Collected data entries

□ □ □

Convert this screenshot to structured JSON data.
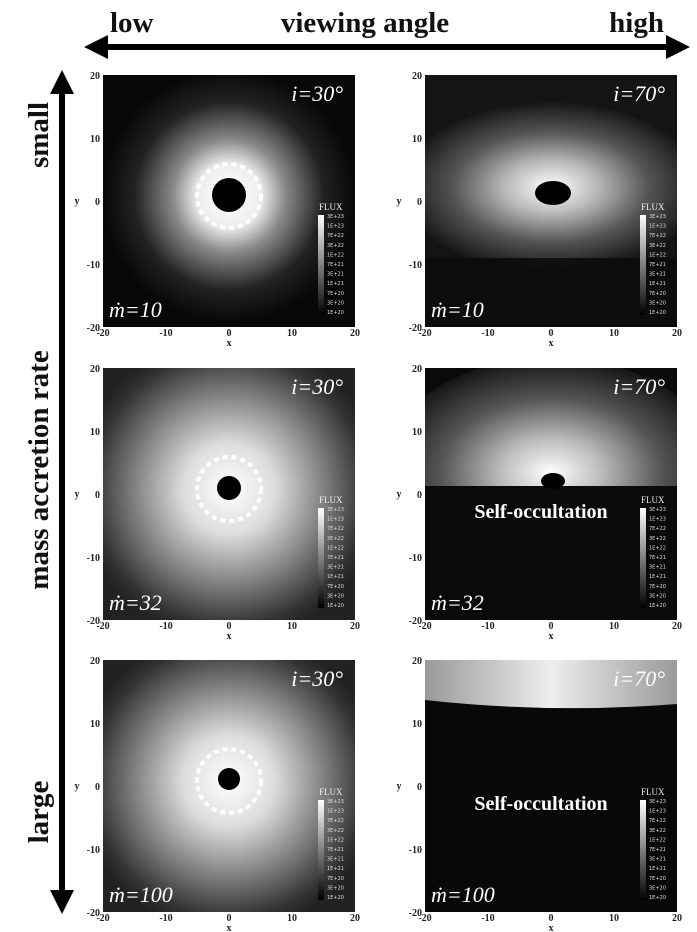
{
  "header": {
    "left": "low",
    "center": "viewing angle",
    "right": "high"
  },
  "side": {
    "top": "small",
    "center": "mass accretion rate",
    "bottom": "large"
  },
  "axes": {
    "ticks": [
      -20,
      -10,
      0,
      10,
      20
    ],
    "x_label": "x",
    "y_label": "y"
  },
  "colorbar": {
    "title": "FLUX",
    "labels": [
      "3E+23",
      "1E+23",
      "7E+22",
      "3E+22",
      "1E+22",
      "7E+21",
      "3E+21",
      "1E+21",
      "7E+20",
      "3E+20",
      "1E+20"
    ]
  },
  "panels": [
    {
      "inclination": "i=30°",
      "accretion": "ṁ=10"
    },
    {
      "inclination": "i=70°",
      "accretion": "ṁ=10"
    },
    {
      "inclination": "i=30°",
      "accretion": "ṁ=32"
    },
    {
      "inclination": "i=70°",
      "accretion": "ṁ=32",
      "note": "Self-occultation"
    },
    {
      "inclination": "i=30°",
      "accretion": "ṁ=100"
    },
    {
      "inclination": "i=70°",
      "accretion": "ṁ=100",
      "note": "Self-occultation"
    }
  ]
}
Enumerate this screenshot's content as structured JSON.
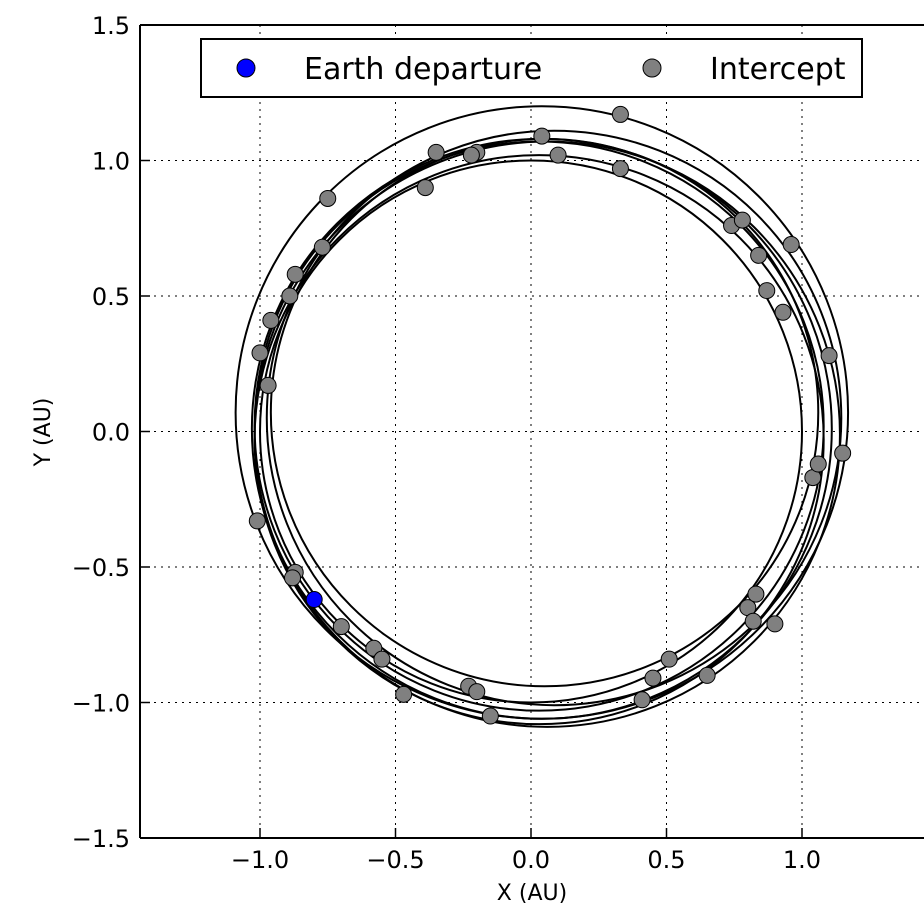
{
  "chart_data": {
    "type": "scatter",
    "xlabel": "X (AU)",
    "ylabel": "Y (AU)",
    "xlim": [
      -1.43,
      1.45
    ],
    "ylim": [
      -1.5,
      1.5
    ],
    "xticks": [
      -1.0,
      -0.5,
      0.0,
      0.5,
      1.0
    ],
    "yticks": [
      -1.5,
      -1.0,
      -0.5,
      0.0,
      0.5,
      1.0,
      1.5
    ],
    "xtick_labels": [
      "−1.0",
      "−0.5",
      "0.0",
      "0.5",
      "1.0"
    ],
    "ytick_labels": [
      "−1.5",
      "−1.0",
      "−0.5",
      "0.0",
      "0.5",
      "1.0",
      "1.5"
    ],
    "grid": true,
    "legend_placement": "top",
    "orbits": [
      {
        "cx": 0.0,
        "cy": 0.0,
        "r": 1.0
      },
      {
        "cx": 0.03,
        "cy": 0.02,
        "r": 1.05
      },
      {
        "cx": 0.05,
        "cy": 0.07,
        "r": 1.01
      },
      {
        "cx": 0.04,
        "cy": 0.01,
        "r": 1.07
      },
      {
        "cx": 0.03,
        "cy": -0.03,
        "r": 1.05
      },
      {
        "cx": 0.06,
        "cy": -0.01,
        "r": 1.08
      },
      {
        "cx": 0.085,
        "cy": 0.05,
        "r": 1.06
      },
      {
        "cx": 0.04,
        "cy": 0.07,
        "r": 1.13
      }
    ],
    "series": [
      {
        "name": "Earth departure",
        "color": "#0000ff",
        "points": [
          {
            "x": -0.8,
            "y": -0.62
          }
        ]
      },
      {
        "name": "Intercept",
        "color": "#808080",
        "points": [
          {
            "x": -0.75,
            "y": 0.86
          },
          {
            "x": -0.77,
            "y": 0.68
          },
          {
            "x": -0.87,
            "y": 0.58
          },
          {
            "x": -0.89,
            "y": 0.5
          },
          {
            "x": -0.96,
            "y": 0.41
          },
          {
            "x": -1.0,
            "y": 0.29
          },
          {
            "x": -0.97,
            "y": 0.17
          },
          {
            "x": -1.01,
            "y": -0.33
          },
          {
            "x": -0.87,
            "y": -0.52
          },
          {
            "x": -0.88,
            "y": -0.54
          },
          {
            "x": -0.7,
            "y": -0.72
          },
          {
            "x": -0.58,
            "y": -0.8
          },
          {
            "x": -0.55,
            "y": -0.84
          },
          {
            "x": -0.47,
            "y": -0.97
          },
          {
            "x": -0.23,
            "y": -0.94
          },
          {
            "x": -0.2,
            "y": -0.96
          },
          {
            "x": -0.15,
            "y": -1.05
          },
          {
            "x": 0.41,
            "y": -0.99
          },
          {
            "x": 0.45,
            "y": -0.91
          },
          {
            "x": 0.51,
            "y": -0.84
          },
          {
            "x": 0.65,
            "y": -0.9
          },
          {
            "x": 0.8,
            "y": -0.65
          },
          {
            "x": 0.82,
            "y": -0.7
          },
          {
            "x": 0.83,
            "y": -0.6
          },
          {
            "x": 0.9,
            "y": -0.71
          },
          {
            "x": 1.04,
            "y": -0.17
          },
          {
            "x": 1.06,
            "y": -0.12
          },
          {
            "x": 1.15,
            "y": -0.08
          },
          {
            "x": 1.1,
            "y": 0.28
          },
          {
            "x": 0.93,
            "y": 0.44
          },
          {
            "x": 0.87,
            "y": 0.52
          },
          {
            "x": 0.84,
            "y": 0.65
          },
          {
            "x": 0.74,
            "y": 0.76
          },
          {
            "x": 0.78,
            "y": 0.78
          },
          {
            "x": 0.96,
            "y": 0.69
          },
          {
            "x": 0.33,
            "y": 0.97
          },
          {
            "x": 0.33,
            "y": 1.17
          },
          {
            "x": 0.04,
            "y": 1.09
          },
          {
            "x": 0.1,
            "y": 1.02
          },
          {
            "x": -0.2,
            "y": 1.03
          },
          {
            "x": -0.22,
            "y": 1.02
          },
          {
            "x": -0.35,
            "y": 1.03
          },
          {
            "x": -0.39,
            "y": 0.9
          }
        ]
      }
    ]
  }
}
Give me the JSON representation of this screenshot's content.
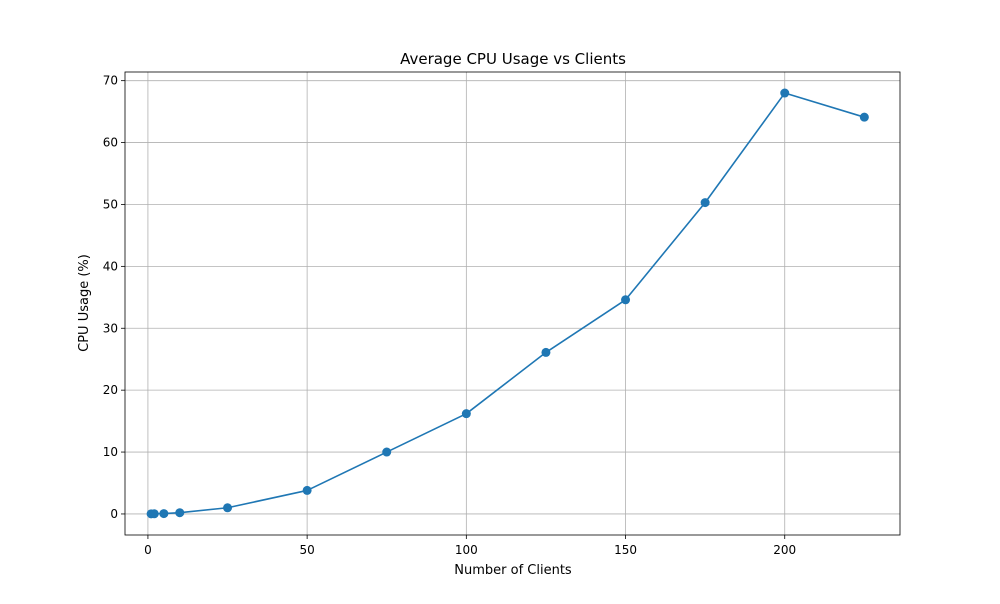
{
  "chart_data": {
    "type": "line",
    "title": "Average CPU Usage vs Clients",
    "xlabel": "Number of Clients",
    "ylabel": "CPU Usage (%)",
    "xlim": [
      -7.2,
      236.2
    ],
    "ylim": [
      -3.4,
      71.4
    ],
    "xticks": [
      0,
      50,
      100,
      150,
      200
    ],
    "yticks": [
      0,
      10,
      20,
      30,
      40,
      50,
      60,
      70
    ],
    "grid": true,
    "series": [
      {
        "color": "#1f77b4",
        "marker": "circle",
        "x": [
          1,
          2,
          5,
          10,
          25,
          50,
          75,
          100,
          125,
          150,
          175,
          200,
          225
        ],
        "y": [
          0.02,
          0.03,
          0.06,
          0.2,
          1.0,
          3.8,
          10.0,
          16.2,
          26.1,
          34.6,
          50.3,
          68.0,
          64.1
        ]
      }
    ]
  }
}
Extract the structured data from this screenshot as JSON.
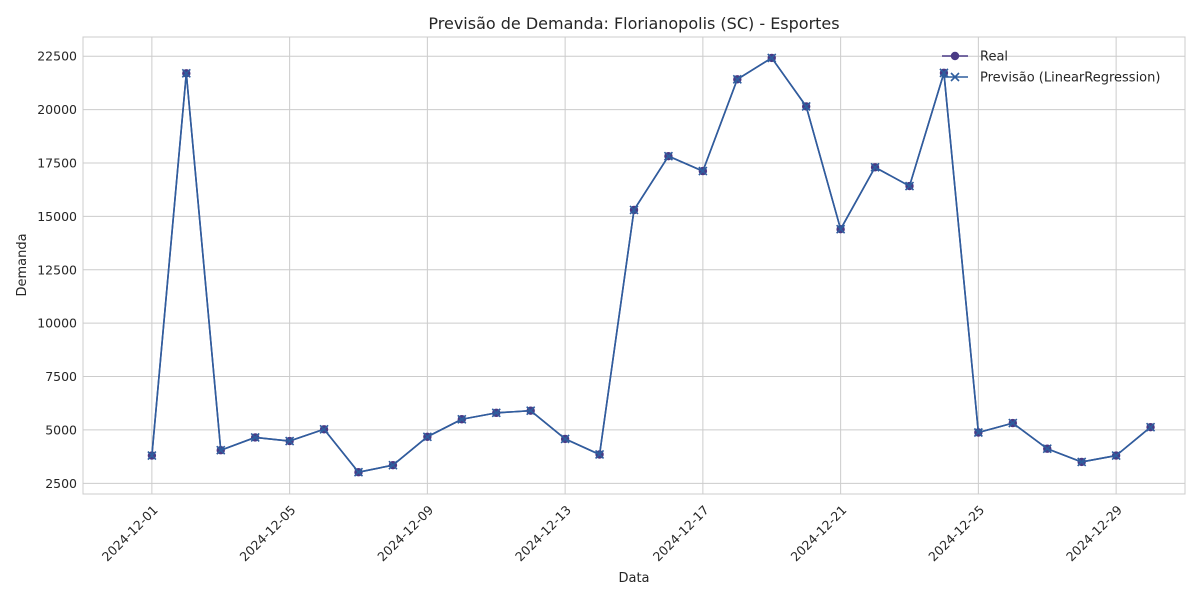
{
  "chart_data": {
    "type": "line",
    "title": "Previsão de Demanda: Florianopolis (SC) - Esportes",
    "xlabel": "Data",
    "ylabel": "Demanda",
    "ylim": [
      2000,
      23400
    ],
    "xlim": [
      "2024-11-29",
      "2024-12-31"
    ],
    "yticks": [
      2500,
      5000,
      7500,
      10000,
      12500,
      15000,
      17500,
      20000,
      22500
    ],
    "xticks": [
      "2024-12-01",
      "2024-12-05",
      "2024-12-09",
      "2024-12-13",
      "2024-12-17",
      "2024-12-21",
      "2024-12-25",
      "2024-12-29"
    ],
    "grid": true,
    "legend_position": "top-right",
    "x": [
      "2024-12-01",
      "2024-12-02",
      "2024-12-03",
      "2024-12-04",
      "2024-12-05",
      "2024-12-06",
      "2024-12-07",
      "2024-12-08",
      "2024-12-09",
      "2024-12-10",
      "2024-12-11",
      "2024-12-12",
      "2024-12-13",
      "2024-12-14",
      "2024-12-15",
      "2024-12-16",
      "2024-12-17",
      "2024-12-18",
      "2024-12-19",
      "2024-12-20",
      "2024-12-21",
      "2024-12-22",
      "2024-12-23",
      "2024-12-24",
      "2024-12-25",
      "2024-12-26",
      "2024-12-27",
      "2024-12-28",
      "2024-12-29",
      "2024-12-30"
    ],
    "series": [
      {
        "name": "Real",
        "marker": "circle",
        "color": "#4a3a85",
        "values": [
          3800,
          21700,
          4050,
          4650,
          4480,
          5030,
          3020,
          3350,
          4680,
          5500,
          5800,
          5900,
          4580,
          3850,
          15300,
          17820,
          17120,
          21420,
          22420,
          20150,
          14400,
          17300,
          16420,
          21720,
          4880,
          5320,
          4120,
          3500,
          3800,
          5130
        ]
      },
      {
        "name": "Previsão (LinearRegression)",
        "marker": "x",
        "color": "#2f5e9e",
        "values": [
          3800,
          21700,
          4050,
          4650,
          4480,
          5030,
          3020,
          3350,
          4680,
          5500,
          5800,
          5900,
          4580,
          3850,
          15300,
          17820,
          17120,
          21420,
          22420,
          20150,
          14400,
          17300,
          16420,
          21720,
          4880,
          5320,
          4120,
          3500,
          3800,
          5130
        ]
      }
    ]
  }
}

□ □ □

[WHAT YOU SHOULD DO] From the listing above, pick out each line where the word "right" appears.

[RESPONSE TO THIS TASK]
    "right": "high"
    "legend_position": "top-right",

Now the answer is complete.